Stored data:
= = = = = = =
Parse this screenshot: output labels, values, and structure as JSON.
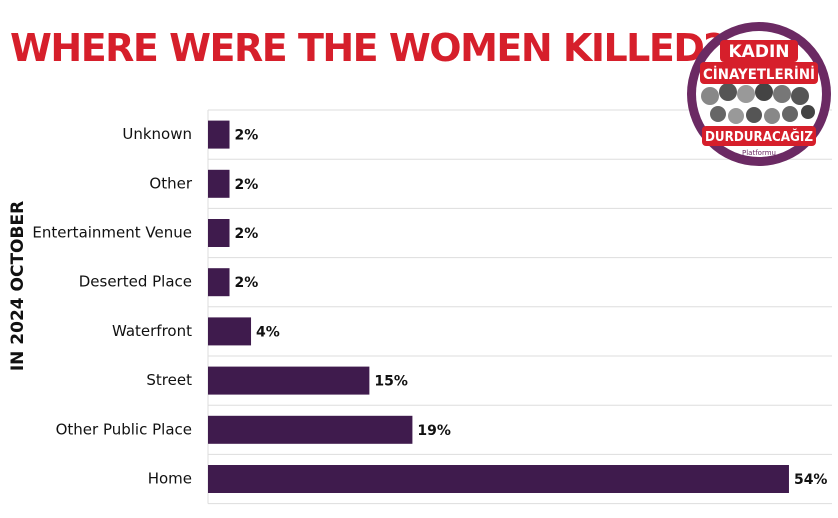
{
  "header": {
    "title": "WHERE WERE THE WOMEN KILLED?",
    "side_label": "IN 2024 OCTOBER"
  },
  "logo": {
    "line1": "KADIN",
    "line2": "CİNAYETLERİNİ",
    "line3": "DURDURACAĞIZ",
    "line4": "Platformu",
    "colors": {
      "ring": "#6b2a63",
      "red": "#d61f2b"
    }
  },
  "colors": {
    "bar": "#3f1b4d",
    "title": "#d61f2b",
    "grid": "#dddddd"
  },
  "chart_data": {
    "type": "bar",
    "orientation": "horizontal",
    "categories": [
      "Unknown",
      "Other",
      "Entertainment Venue",
      "Deserted Place",
      "Waterfront",
      "Street",
      "Other Public Place",
      "Home"
    ],
    "values": [
      2,
      2,
      2,
      2,
      4,
      15,
      19,
      54
    ],
    "value_labels": [
      "2%",
      "2%",
      "2%",
      "2%",
      "4%",
      "15%",
      "19%",
      "54%"
    ],
    "unit": "%",
    "xlim": [
      0,
      58
    ],
    "grid": true
  }
}
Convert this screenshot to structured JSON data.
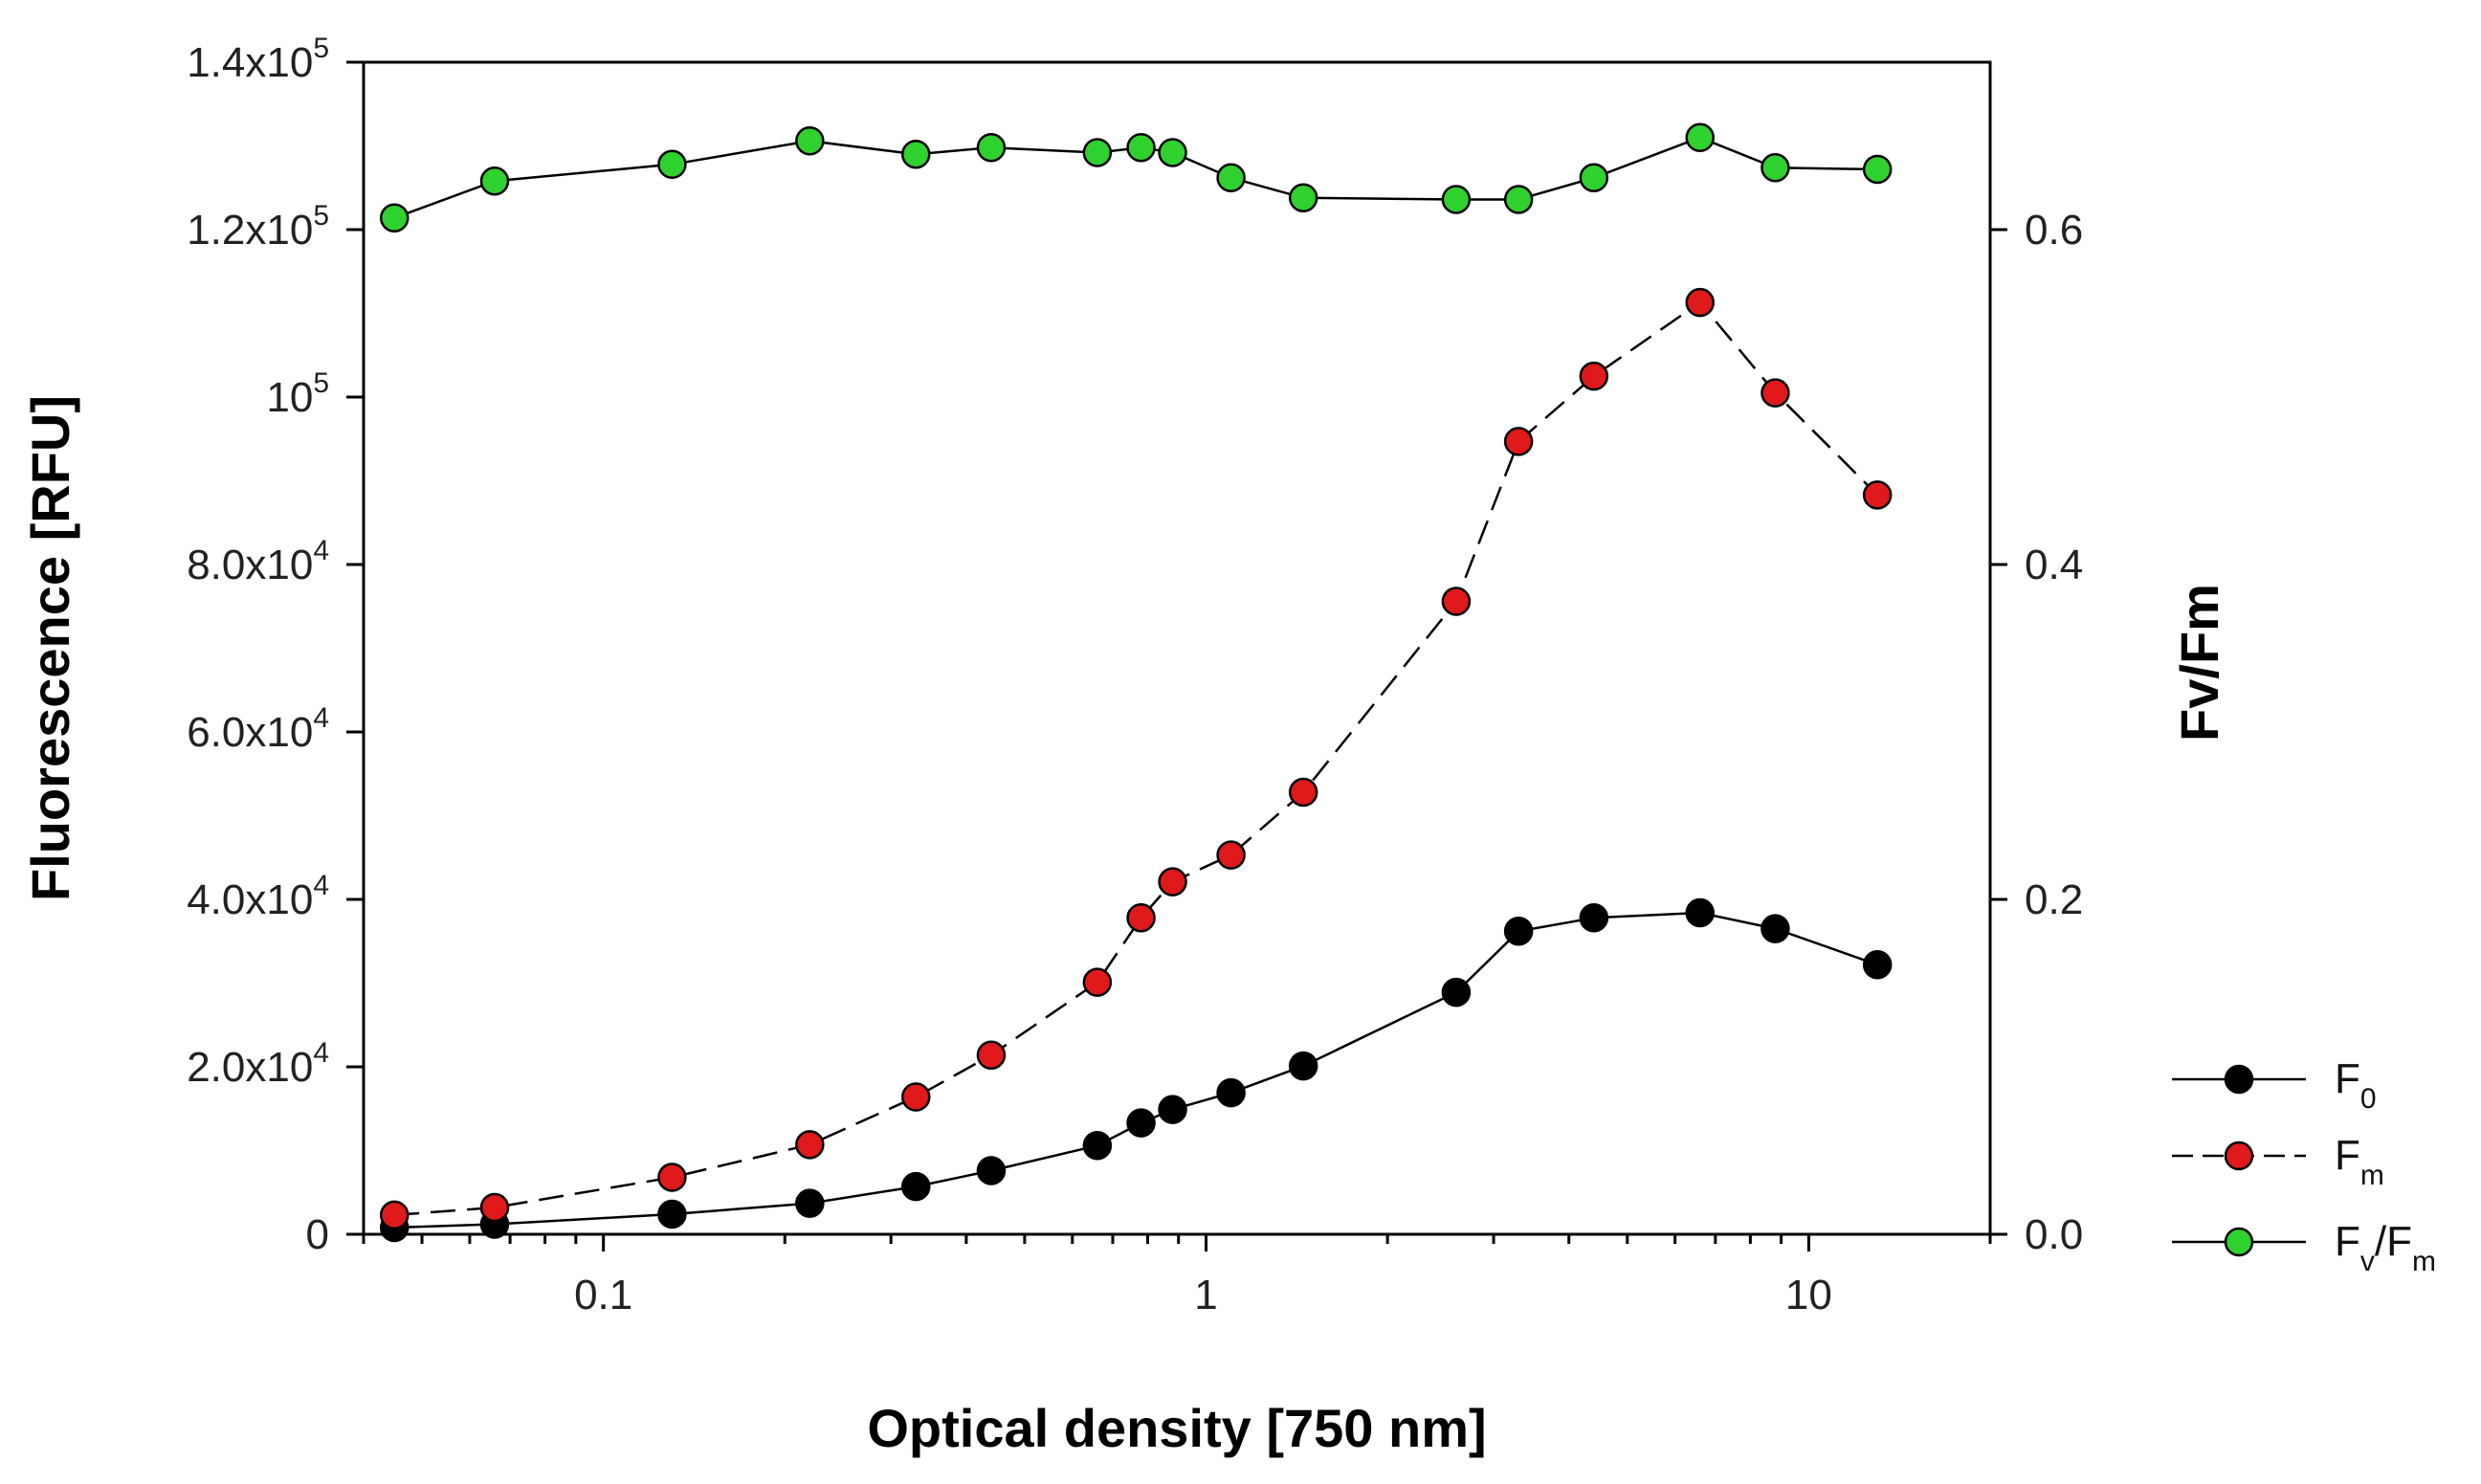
{
  "chart_data": {
    "type": "line",
    "xlabel": "Optical density [750 nm]",
    "ylabel": "Fluorescence [RFU]",
    "y2label": "Fv/Fm",
    "x_scale": "log",
    "xlim": [
      0.04,
      20
    ],
    "ylim": [
      0,
      140000
    ],
    "y2lim": [
      0,
      0.7
    ],
    "x_ticks": [
      {
        "value": 0.1,
        "label": "0.1"
      },
      {
        "value": 1,
        "label": "1"
      },
      {
        "value": 10,
        "label": "10"
      }
    ],
    "y_ticks": [
      {
        "value": 0,
        "mant": "0",
        "exp": ""
      },
      {
        "value": 20000,
        "mant": "2.0x10",
        "exp": "4"
      },
      {
        "value": 40000,
        "mant": "4.0x10",
        "exp": "4"
      },
      {
        "value": 60000,
        "mant": "6.0x10",
        "exp": "4"
      },
      {
        "value": 80000,
        "mant": "8.0x10",
        "exp": "4"
      },
      {
        "value": 100000,
        "mant": "10",
        "exp": "5"
      },
      {
        "value": 120000,
        "mant": "1.2x10",
        "exp": "5"
      },
      {
        "value": 140000,
        "mant": "1.4x10",
        "exp": "5"
      }
    ],
    "y2_ticks": [
      {
        "value": 0.0,
        "label": "0.0"
      },
      {
        "value": 0.2,
        "label": "0.2"
      },
      {
        "value": 0.4,
        "label": "0.4"
      },
      {
        "value": 0.6,
        "label": "0.6"
      }
    ],
    "x": [
      0.045,
      0.066,
      0.13,
      0.22,
      0.33,
      0.44,
      0.66,
      0.78,
      0.88,
      1.1,
      1.45,
      2.6,
      3.3,
      4.4,
      6.6,
      8.8,
      13.0
    ],
    "series": [
      {
        "name": "F0",
        "legend_main": "F",
        "legend_sub": "0",
        "legend_tail": "",
        "axis": "left",
        "marker_color": "#000000",
        "line_style": "solid",
        "values": [
          800,
          1200,
          2400,
          3700,
          5700,
          7600,
          10600,
          13300,
          14900,
          16900,
          20100,
          28900,
          36200,
          37800,
          38400,
          36500,
          32200
        ]
      },
      {
        "name": "Fm",
        "legend_main": "F",
        "legend_sub": "m",
        "legend_tail": "",
        "axis": "left",
        "marker_color": "#e0191b",
        "line_style": "dashed",
        "values": [
          2300,
          3200,
          6800,
          10700,
          16400,
          21400,
          30100,
          37800,
          42100,
          45300,
          52800,
          75600,
          94700,
          102500,
          111300,
          100500,
          88300
        ]
      },
      {
        "name": "Fv/Fm",
        "legend_main": "F",
        "legend_sub": "v",
        "legend_tail": "/F",
        "legend_tail_sub": "m",
        "axis": "right",
        "marker_color": "#2fd12f",
        "line_style": "solid",
        "values": [
          0.607,
          0.629,
          0.639,
          0.653,
          0.645,
          0.649,
          0.646,
          0.649,
          0.646,
          0.631,
          0.619,
          0.618,
          0.618,
          0.631,
          0.655,
          0.637,
          0.636
        ]
      }
    ],
    "legend_position": "bottom-right outside"
  }
}
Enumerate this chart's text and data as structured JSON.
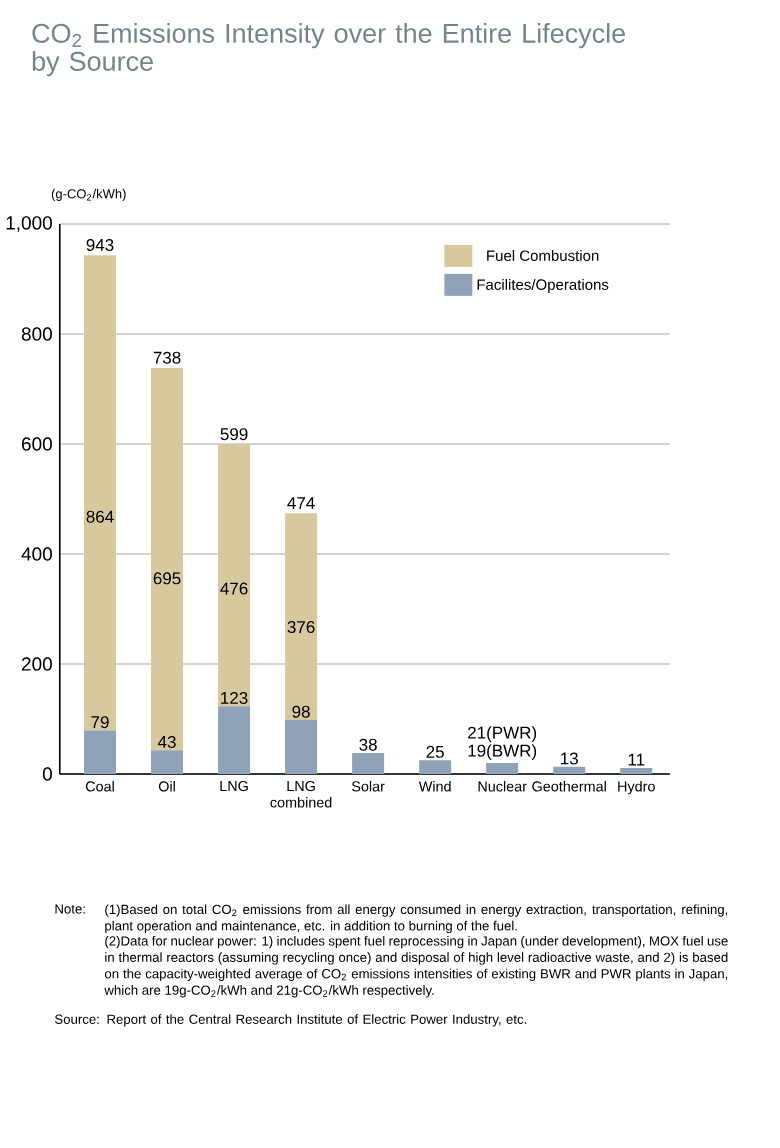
{
  "chart_data": {
    "type": "bar",
    "stacked": true,
    "title": "CO$_{2}$ Emissions Intensity over the Entire Lifecycle by Source",
    "ylabel": "(g-CO$_{2}$/kWh)",
    "categories": [
      "Coal",
      "Oil",
      "LNG",
      "LNG combined",
      "Solar",
      "Wind",
      "Nuclear",
      "Geothermal",
      "Hydro"
    ],
    "series": [
      {
        "name": "Facilites/Operations",
        "color": "#8fa3b8",
        "values": [
          79,
          43,
          123,
          98,
          38,
          25,
          20,
          13,
          11
        ],
        "value_labels": [
          "79",
          "43",
          "123",
          "98",
          "38",
          "25",
          null,
          "13",
          "11"
        ]
      },
      {
        "name": "Fuel Combustion",
        "color": "#d8c89e",
        "values": [
          864,
          695,
          476,
          376,
          null,
          null,
          null,
          null,
          null
        ],
        "value_labels": [
          "864",
          "695",
          "476",
          "376",
          null,
          null,
          null,
          null,
          null
        ]
      }
    ],
    "totals": [
      "943",
      "738",
      "599",
      "474",
      null,
      null,
      null,
      null,
      null
    ],
    "ylim": [
      0,
      1000
    ],
    "yticks": [
      0,
      200,
      400,
      600,
      800,
      {
        "value": 1000,
        "label": "1,000"
      }
    ],
    "grid": "y",
    "legend": "top right",
    "annotations": [
      {
        "text": "21(PWR)",
        "x": "Nuclear",
        "y": 21
      },
      {
        "text": "19(BWR)",
        "x": "Nuclear",
        "y": 19
      },
      "Note:",
      "(1)Based on total CO$_{2}$ emissions from all energy consumed in energy extraction, transportation, refining, plant operation and maintenance, etc. in addition to burning of the fuel.",
      "(2)Data for nuclear power: 1) includes spent fuel reprocessing in Japan (under development), MOX fuel use in thermal reactors (assuming recycling once) and disposal of high level radioactive waste, and 2) is based on the capacity-weighted average of CO$_{2}$ emissions intensities of existing BWR and PWR plants in Japan, which are 19g-CO$_{2}$/kWh and 21g-CO$_{2}$/kWh respectively.",
      "Source: Report of the Central Research Institute of Electric Power Industry, etc."
    ]
  }
}
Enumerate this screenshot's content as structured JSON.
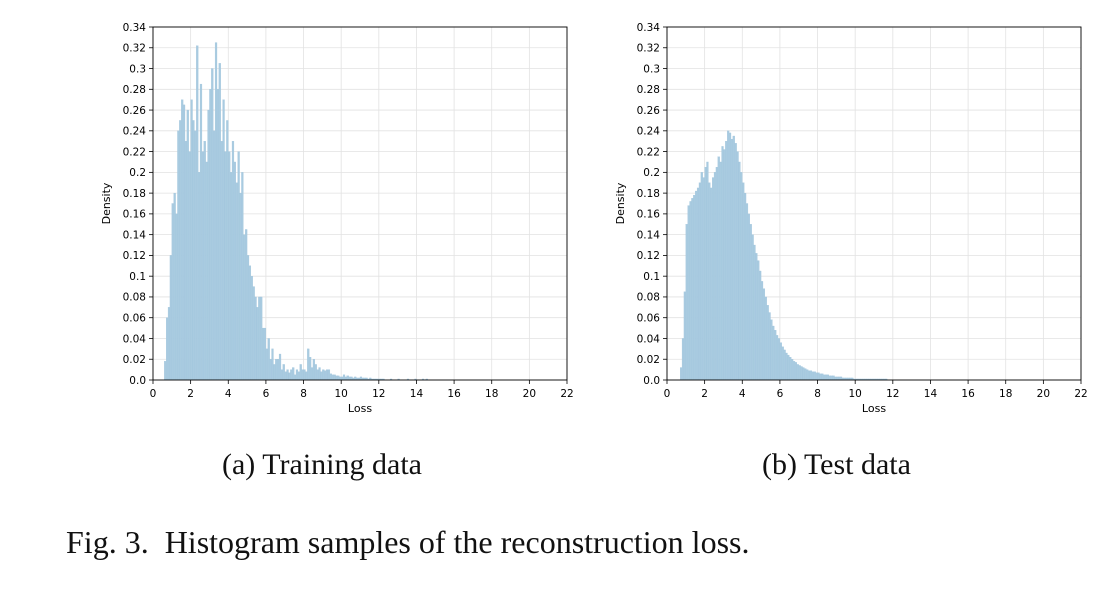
= = = = = = =
WHAT YOU HAVE TO DO:
Where does the word "title" appear? Return each line that holds it.

EXERCISE RESPONSE:
    "title": "WHERE WERE THE WOMEN KILLED?",
    "title": "#d61f2b",
    "title": "CO$_{2}$ Emissions Intensity over the Entire Lifecycle by Source",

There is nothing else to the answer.